*What this task involves*.
Write the records out again exactly, leaving no images in.

>> Start Dataset records

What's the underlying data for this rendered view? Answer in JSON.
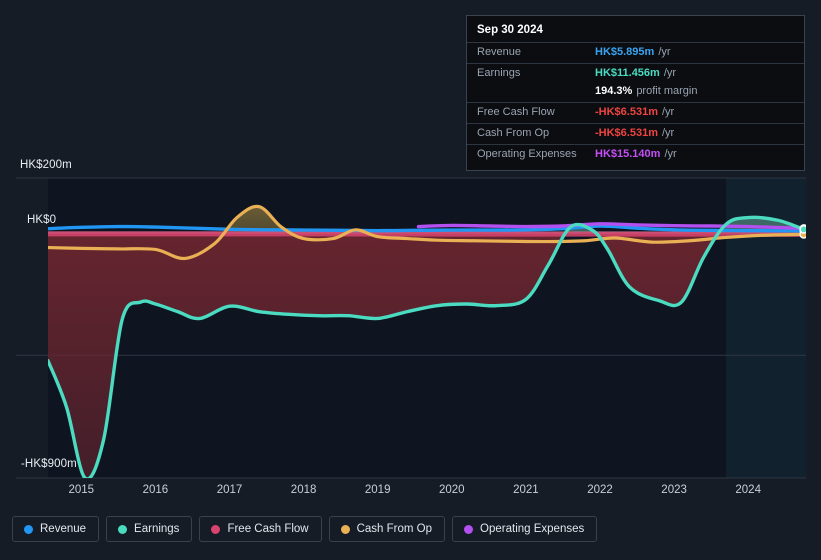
{
  "chart_data": {
    "type": "area",
    "title": "",
    "xlabel": "",
    "ylabel": "",
    "currency": "HK$",
    "units": "m",
    "grid": true,
    "legend_position": "bottom",
    "ylim": [
      -900,
      200
    ],
    "y_ticks": [
      {
        "value": 200,
        "label": "HK$200m"
      },
      {
        "value": 0,
        "label": "HK$0"
      },
      {
        "value": -900,
        "label": "-HK$900m"
      }
    ],
    "x_ticks": [
      "2015",
      "2016",
      "2017",
      "2018",
      "2019",
      "2020",
      "2021",
      "2022",
      "2023",
      "2024"
    ],
    "forecast_start": "2023.7",
    "series": [
      {
        "name": "Revenue",
        "color": "#2196f3",
        "x": [
          2014.55,
          2015.0,
          2015.5,
          2016.0,
          2016.5,
          2017.0,
          2017.5,
          2018.0,
          2018.5,
          2019.0,
          2019.5,
          2020.0,
          2020.5,
          2021.0,
          2021.5,
          2022.0,
          2022.5,
          2023.0,
          2023.5,
          2024.0,
          2024.75
        ],
        "values": [
          14,
          19,
          22,
          20,
          16,
          12,
          10,
          9,
          8,
          7,
          8,
          9,
          9,
          10,
          14,
          24,
          16,
          10,
          8,
          7,
          5.895
        ]
      },
      {
        "name": "Earnings",
        "color": "#4adbc0",
        "x": [
          2014.55,
          2014.8,
          2015.05,
          2015.3,
          2015.55,
          2015.8,
          2016.0,
          2016.3,
          2016.6,
          2017.0,
          2017.4,
          2017.8,
          2018.2,
          2018.6,
          2019.0,
          2019.4,
          2019.8,
          2020.2,
          2020.6,
          2021.0,
          2021.3,
          2021.6,
          2021.9,
          2022.1,
          2022.4,
          2022.8,
          2023.1,
          2023.4,
          2023.7,
          2024.0,
          2024.4,
          2024.75
        ],
        "values": [
          -470,
          -640,
          -900,
          -760,
          -320,
          -255,
          -262,
          -290,
          -315,
          -270,
          -290,
          -300,
          -305,
          -305,
          -315,
          -290,
          -268,
          -262,
          -268,
          -245,
          -120,
          20,
          8,
          -60,
          -200,
          -250,
          -255,
          -90,
          30,
          55,
          45,
          11.456
        ]
      },
      {
        "name": "Free Cash Flow",
        "color": "#d9446f",
        "x": [
          2014.55,
          2016.0,
          2018.0,
          2020.0,
          2022.0,
          2024.0,
          2024.75
        ],
        "values": [
          -5,
          -5,
          -5,
          -6,
          -6,
          -6,
          -6.531
        ]
      },
      {
        "name": "Cash From Op",
        "color": "#eab054",
        "x": [
          2014.55,
          2015.0,
          2015.5,
          2016.0,
          2016.4,
          2016.8,
          2017.1,
          2017.4,
          2017.7,
          2018.0,
          2018.4,
          2018.7,
          2019.0,
          2019.4,
          2019.8,
          2020.3,
          2020.8,
          2021.3,
          2021.8,
          2022.2,
          2022.7,
          2023.2,
          2023.7,
          2024.2,
          2024.75
        ],
        "values": [
          -55,
          -58,
          -60,
          -62,
          -95,
          -40,
          55,
          95,
          20,
          -22,
          -22,
          10,
          -15,
          -22,
          -28,
          -30,
          -32,
          -33,
          -30,
          -20,
          -35,
          -30,
          -18,
          -10,
          -6.531
        ]
      },
      {
        "name": "Operating Expenses",
        "color": "#b44ff0",
        "x": [
          2019.55,
          2020.0,
          2020.5,
          2021.0,
          2021.5,
          2022.0,
          2022.5,
          2023.0,
          2023.5,
          2024.0,
          2024.75
        ],
        "values": [
          22,
          26,
          24,
          22,
          24,
          32,
          28,
          25,
          24,
          22,
          15.14
        ]
      }
    ]
  },
  "tooltip": {
    "date": "Sep 30 2024",
    "rows": [
      {
        "label": "Revenue",
        "value": "HK$5.895m",
        "unit": "/yr",
        "color": "#3ba3f0",
        "rule": true
      },
      {
        "label": "Earnings",
        "value": "HK$11.456m",
        "unit": "/yr",
        "color": "#4adbc0",
        "rule": true
      },
      {
        "label": "",
        "value": "194.3%",
        "unit": "profit margin",
        "color": "#ffffff",
        "rule": false
      },
      {
        "label": "Free Cash Flow",
        "value": "-HK$6.531m",
        "unit": "/yr",
        "color": "#f0443f",
        "rule": true
      },
      {
        "label": "Cash From Op",
        "value": "-HK$6.531m",
        "unit": "/yr",
        "color": "#f0443f",
        "rule": true
      },
      {
        "label": "Operating Expenses",
        "value": "HK$15.140m",
        "unit": "/yr",
        "color": "#c44ff5",
        "rule": true
      }
    ]
  },
  "legend": {
    "items": [
      {
        "label": "Revenue",
        "color": "#2196f3"
      },
      {
        "label": "Earnings",
        "color": "#4adbc0"
      },
      {
        "label": "Free Cash Flow",
        "color": "#d9446f"
      },
      {
        "label": "Cash From Op",
        "color": "#eab054"
      },
      {
        "label": "Operating Expenses",
        "color": "#b44ff0"
      }
    ]
  },
  "colors": {
    "background": "#151c26",
    "plot_background": "#0e1521",
    "forecast_background": "#12212e",
    "gridline": "#2d3643",
    "zero_line": "#9aa6b4",
    "negative_fill": "#6d2630"
  }
}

>> End Dataset records

*Written answer*.
What's the underlying data for this rendered view? Answer in JSON.
{
  "chart_data": {
    "type": "area",
    "title": "",
    "xlabel": "",
    "ylabel": "",
    "currency": "HK$",
    "units": "m",
    "grid": true,
    "legend_position": "bottom",
    "ylim": [
      -900,
      200
    ],
    "y_ticks": [
      {
        "value": 200,
        "label": "HK$200m"
      },
      {
        "value": 0,
        "label": "HK$0"
      },
      {
        "value": -900,
        "label": "-HK$900m"
      }
    ],
    "x_ticks": [
      "2015",
      "2016",
      "2017",
      "2018",
      "2019",
      "2020",
      "2021",
      "2022",
      "2023",
      "2024"
    ],
    "forecast_start": "2023.7",
    "series": [
      {
        "name": "Revenue",
        "color": "#2196f3",
        "x": [
          2014.55,
          2015.0,
          2015.5,
          2016.0,
          2016.5,
          2017.0,
          2017.5,
          2018.0,
          2018.5,
          2019.0,
          2019.5,
          2020.0,
          2020.5,
          2021.0,
          2021.5,
          2022.0,
          2022.5,
          2023.0,
          2023.5,
          2024.0,
          2024.75
        ],
        "values": [
          14,
          19,
          22,
          20,
          16,
          12,
          10,
          9,
          8,
          7,
          8,
          9,
          9,
          10,
          14,
          24,
          16,
          10,
          8,
          7,
          5.895
        ]
      },
      {
        "name": "Earnings",
        "color": "#4adbc0",
        "x": [
          2014.55,
          2014.8,
          2015.05,
          2015.3,
          2015.55,
          2015.8,
          2016.0,
          2016.3,
          2016.6,
          2017.0,
          2017.4,
          2017.8,
          2018.2,
          2018.6,
          2019.0,
          2019.4,
          2019.8,
          2020.2,
          2020.6,
          2021.0,
          2021.3,
          2021.6,
          2021.9,
          2022.1,
          2022.4,
          2022.8,
          2023.1,
          2023.4,
          2023.7,
          2024.0,
          2024.4,
          2024.75
        ],
        "values": [
          -470,
          -640,
          -900,
          -760,
          -320,
          -255,
          -262,
          -290,
          -315,
          -270,
          -290,
          -300,
          -305,
          -305,
          -315,
          -290,
          -268,
          -262,
          -268,
          -245,
          -120,
          20,
          8,
          -60,
          -200,
          -250,
          -255,
          -90,
          30,
          55,
          45,
          11.456
        ]
      },
      {
        "name": "Free Cash Flow",
        "color": "#d9446f",
        "x": [
          2014.55,
          2016.0,
          2018.0,
          2020.0,
          2022.0,
          2024.0,
          2024.75
        ],
        "values": [
          -5,
          -5,
          -5,
          -6,
          -6,
          -6,
          -6.531
        ]
      },
      {
        "name": "Cash From Op",
        "color": "#eab054",
        "x": [
          2014.55,
          2015.0,
          2015.5,
          2016.0,
          2016.4,
          2016.8,
          2017.1,
          2017.4,
          2017.7,
          2018.0,
          2018.4,
          2018.7,
          2019.0,
          2019.4,
          2019.8,
          2020.3,
          2020.8,
          2021.3,
          2021.8,
          2022.2,
          2022.7,
          2023.2,
          2023.7,
          2024.2,
          2024.75
        ],
        "values": [
          -55,
          -58,
          -60,
          -62,
          -95,
          -40,
          55,
          95,
          20,
          -22,
          -22,
          10,
          -15,
          -22,
          -28,
          -30,
          -32,
          -33,
          -30,
          -20,
          -35,
          -30,
          -18,
          -10,
          -6.531
        ]
      },
      {
        "name": "Operating Expenses",
        "color": "#b44ff0",
        "x": [
          2019.55,
          2020.0,
          2020.5,
          2021.0,
          2021.5,
          2022.0,
          2022.5,
          2023.0,
          2023.5,
          2024.0,
          2024.75
        ],
        "values": [
          22,
          26,
          24,
          22,
          24,
          32,
          28,
          25,
          24,
          22,
          15.14
        ]
      }
    ]
  },
  "tooltip": {
    "date": "Sep 30 2024",
    "rows": [
      {
        "label": "Revenue",
        "value": "HK$5.895m",
        "unit": "/yr",
        "color": "#3ba3f0",
        "rule": true
      },
      {
        "label": "Earnings",
        "value": "HK$11.456m",
        "unit": "/yr",
        "color": "#4adbc0",
        "rule": true
      },
      {
        "label": "",
        "value": "194.3%",
        "unit": "profit margin",
        "color": "#ffffff",
        "rule": false
      },
      {
        "label": "Free Cash Flow",
        "value": "-HK$6.531m",
        "unit": "/yr",
        "color": "#f0443f",
        "rule": true
      },
      {
        "label": "Cash From Op",
        "value": "-HK$6.531m",
        "unit": "/yr",
        "color": "#f0443f",
        "rule": true
      },
      {
        "label": "Operating Expenses",
        "value": "HK$15.140m",
        "unit": "/yr",
        "color": "#c44ff5",
        "rule": true
      }
    ]
  },
  "legend": {
    "items": [
      {
        "label": "Revenue",
        "color": "#2196f3"
      },
      {
        "label": "Earnings",
        "color": "#4adbc0"
      },
      {
        "label": "Free Cash Flow",
        "color": "#d9446f"
      },
      {
        "label": "Cash From Op",
        "color": "#eab054"
      },
      {
        "label": "Operating Expenses",
        "color": "#b44ff0"
      }
    ]
  },
  "colors": {
    "background": "#151c26",
    "plot_background": "#0e1521",
    "forecast_background": "#12212e",
    "gridline": "#2d3643",
    "zero_line": "#9aa6b4",
    "negative_fill": "#6d2630"
  }
}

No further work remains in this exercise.